(begin)

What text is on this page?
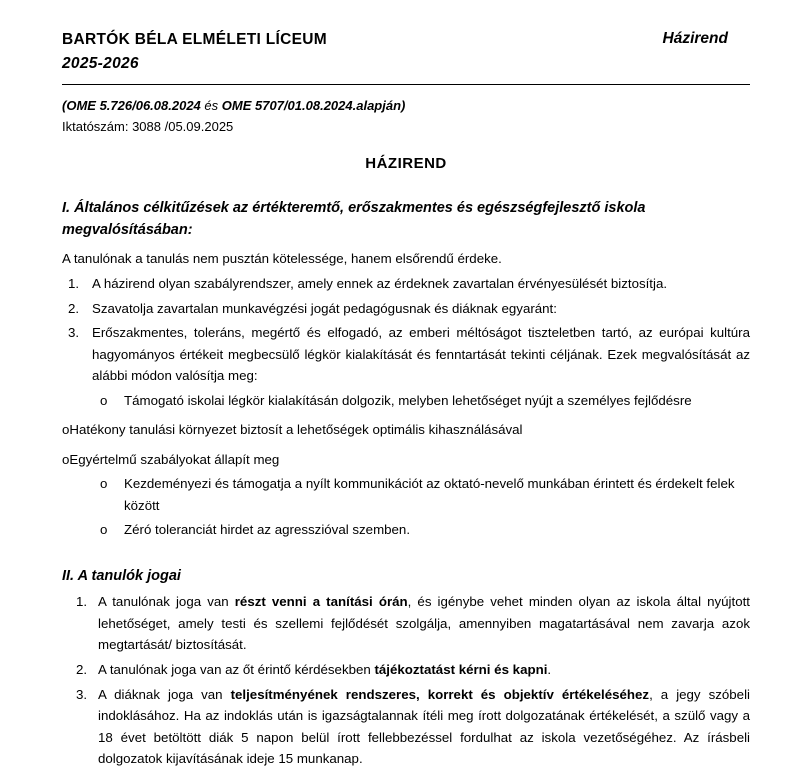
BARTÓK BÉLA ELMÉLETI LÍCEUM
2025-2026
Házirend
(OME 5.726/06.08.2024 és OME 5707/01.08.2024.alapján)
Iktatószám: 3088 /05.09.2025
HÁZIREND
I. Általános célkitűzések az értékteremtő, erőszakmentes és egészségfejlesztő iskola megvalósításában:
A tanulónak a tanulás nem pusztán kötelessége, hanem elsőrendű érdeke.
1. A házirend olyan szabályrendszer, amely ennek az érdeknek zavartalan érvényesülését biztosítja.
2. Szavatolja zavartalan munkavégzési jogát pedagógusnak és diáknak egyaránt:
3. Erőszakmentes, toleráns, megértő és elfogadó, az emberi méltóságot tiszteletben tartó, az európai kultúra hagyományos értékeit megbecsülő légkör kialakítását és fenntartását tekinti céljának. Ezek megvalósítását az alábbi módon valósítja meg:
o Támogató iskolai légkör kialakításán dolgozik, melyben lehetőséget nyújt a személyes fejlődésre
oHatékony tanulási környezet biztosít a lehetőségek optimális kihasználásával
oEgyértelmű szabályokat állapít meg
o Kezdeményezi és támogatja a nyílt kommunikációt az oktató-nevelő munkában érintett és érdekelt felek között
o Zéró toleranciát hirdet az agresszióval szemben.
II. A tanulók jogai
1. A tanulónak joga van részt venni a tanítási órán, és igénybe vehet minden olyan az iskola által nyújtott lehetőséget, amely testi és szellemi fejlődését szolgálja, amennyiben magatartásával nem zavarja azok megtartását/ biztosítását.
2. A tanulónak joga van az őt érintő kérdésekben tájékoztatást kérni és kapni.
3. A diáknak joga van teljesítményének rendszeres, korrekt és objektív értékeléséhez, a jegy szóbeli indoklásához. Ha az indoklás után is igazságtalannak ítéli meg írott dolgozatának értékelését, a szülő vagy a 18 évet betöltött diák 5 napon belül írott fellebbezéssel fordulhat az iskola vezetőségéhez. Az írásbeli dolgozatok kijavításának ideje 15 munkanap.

(end)

§ **THE TASK**
Write out all the entries exactly, except for the pictures.

§ **PROBLEM SOLUTION**
What text is on this page?
BARTÓK BÉLA ELMÉLETI LÍCEUM
2025-2026
Házirend
(OME 5.726/06.08.2024 és OME 5707/01.08.2024.alapján)
Iktatószám: 3088 /05.09.2025
HÁZIREND
I. Általános célkitűzések az értékteremtő, erőszakmentes és egészségfejlesztő iskola megvalósításában:
A tanulónak a tanulás nem pusztán kötelessége, hanem elsőrendű érdeke.
1. A házirend olyan szabályrendszer, amely ennek az érdeknek zavartalan érvényesülését biztosítja.
2. Szavatolja zavartalan munkavégzési jogát pedagógusnak és diáknak egyaránt:
3. Erőszakmentes, toleráns, megértő és elfogadó, az emberi méltóságot tiszteletben tartó, az európai kultúra hagyományos értékeit megbecsülő légkör kialakítását és fenntartását tekinti céljának. Ezek megvalósítását az alábbi módon valósítja meg:
o Támogató iskolai légkör kialakításán dolgozik, melyben lehetőséget nyújt a személyes fejlődésre
oHatékony tanulási környezet biztosít a lehetőségek optimális kihasználásával
oEgyértelmű szabályokat állapít meg
o Kezdeményezi és támogatja a nyílt kommunikációt az oktató-nevelő munkában érintett és érdekelt felek között
o Zéró toleranciát hirdet az agresszióval szemben.
II. A tanulók jogai
1. A tanulónak joga van részt venni a tanítási órán, és igénybe vehet minden olyan az iskola által nyújtott lehetőséget, amely testi és szellemi fejlődését szolgálja, amennyiben magatartásával nem zavarja azok megtartását/ biztosítását.
2. A tanulónak joga van az őt érintő kérdésekben tájékoztatást kérni és kapni.
3. A diáknak joga van teljesítményének rendszeres, korrekt és objektív értékeléséhez, a jegy szóbeli indoklásához. Ha az indoklás után is igazságtalannak ítéli meg írott dolgozatának értékelését, a szülő vagy a 18 évet betöltött diák 5 napon belül írott fellebbezéssel fordulhat az iskola vezetőségéhez. Az írásbeli dolgozatok kijavításának ideje 15 munkanap.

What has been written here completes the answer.